§ Brief
Go through the records underneath and count the lines that include the string "Testing". Give nothing but the number.

§ Entries shown
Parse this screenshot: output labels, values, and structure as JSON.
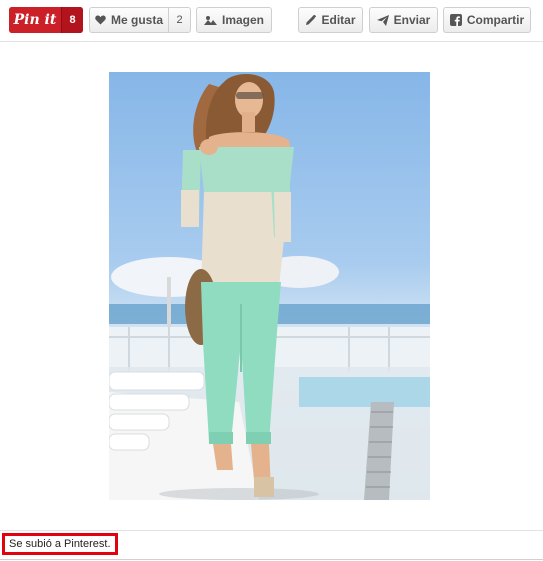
{
  "toolbar": {
    "pin_it": {
      "label": "Pin it",
      "count": "8"
    },
    "like": {
      "label": "Me gusta",
      "count": "2"
    },
    "image": {
      "label": "Imagen"
    },
    "edit": {
      "label": "Editar"
    },
    "send": {
      "label": "Enviar"
    },
    "share": {
      "label": "Compartir"
    }
  },
  "photo": {
    "subject": "woman in mint green trousers and striped sweater on a beach deck"
  },
  "status": {
    "text": "Se subió a Pinterest."
  },
  "colors": {
    "pinterest_red": "#cb2027",
    "status_border": "#e3000f",
    "trousers": "#8fdcc0"
  },
  "icons": [
    "heart-icon",
    "image-icon",
    "pencil-icon",
    "paper-plane-icon",
    "facebook-icon"
  ]
}
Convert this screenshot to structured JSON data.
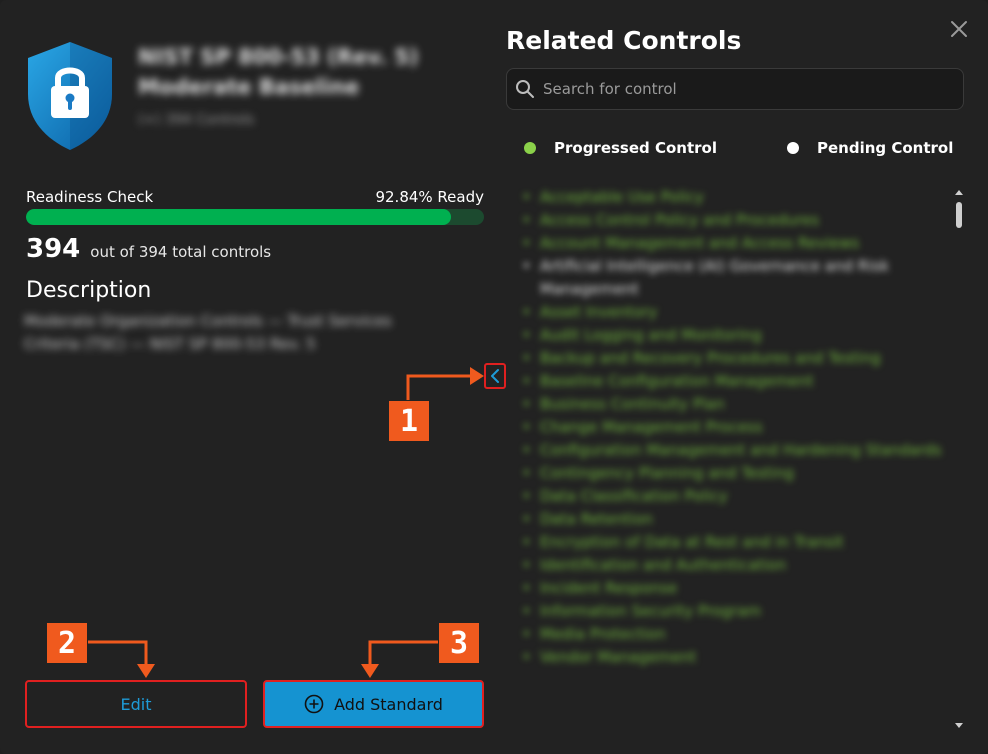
{
  "standard": {
    "title": "NIST SP 800-53 (Rev. 5) Moderate Baseline",
    "subtitle": "(+) 394 Controls"
  },
  "readiness": {
    "label": "Readiness Check",
    "percent_text": "92.84% Ready",
    "progress_fraction": 0.9284,
    "count": "394",
    "count_text": "out of 394 total controls"
  },
  "description": {
    "heading": "Description",
    "text": "Moderate Organization Controls — Trust Services Criteria (TSC) — NIST SP 800-53 Rev. 5"
  },
  "right_panel": {
    "title": "Related Controls",
    "search_placeholder": "Search for control",
    "legend": [
      {
        "label": "Progressed Control",
        "color": "#8bd14a"
      },
      {
        "label": "Pending Control",
        "color": "#ffffff"
      }
    ],
    "controls": [
      {
        "label": "Acceptable Use Policy",
        "status": "progressed"
      },
      {
        "label": "Access Control Policy and Procedures",
        "status": "progressed"
      },
      {
        "label": "Account Management and Access Reviews",
        "status": "progressed"
      },
      {
        "label": "Artificial Intelligence (AI) Governance and Risk Management",
        "status": "pending"
      },
      {
        "label": "Asset Inventory",
        "status": "progressed"
      },
      {
        "label": "Audit Logging and Monitoring",
        "status": "progressed"
      },
      {
        "label": "Backup and Recovery Procedures and Testing",
        "status": "progressed"
      },
      {
        "label": "Baseline Configuration Management",
        "status": "progressed"
      },
      {
        "label": "Business Continuity Plan",
        "status": "progressed"
      },
      {
        "label": "Change Management Process",
        "status": "progressed"
      },
      {
        "label": "Configuration Management and Hardening Standards",
        "status": "progressed"
      },
      {
        "label": "Contingency Planning and Testing",
        "status": "progressed"
      },
      {
        "label": "Data Classification Policy",
        "status": "progressed"
      },
      {
        "label": "Data Retention",
        "status": "progressed"
      },
      {
        "label": "Encryption of Data at Rest and in Transit",
        "status": "progressed"
      },
      {
        "label": "Identification and Authentication",
        "status": "progressed"
      },
      {
        "label": "Incident Response",
        "status": "progressed"
      },
      {
        "label": "Information Security Program",
        "status": "progressed"
      },
      {
        "label": "Media Protection",
        "status": "progressed"
      },
      {
        "label": "Vendor Management",
        "status": "progressed"
      }
    ]
  },
  "buttons": {
    "edit": "Edit",
    "add_standard": "Add Standard"
  },
  "annotations": {
    "one": "1",
    "two": "2",
    "three": "3"
  },
  "colors": {
    "accent": "#1593d1",
    "progress": "#00b050",
    "annotation": "#f05a1e",
    "highlight": "#e02020"
  },
  "icons": {
    "shield": "shield-lock-icon",
    "close": "close-icon",
    "search": "search-icon",
    "collapse": "chevron-left-icon",
    "add": "plus-circle-icon"
  }
}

§ Answer below
2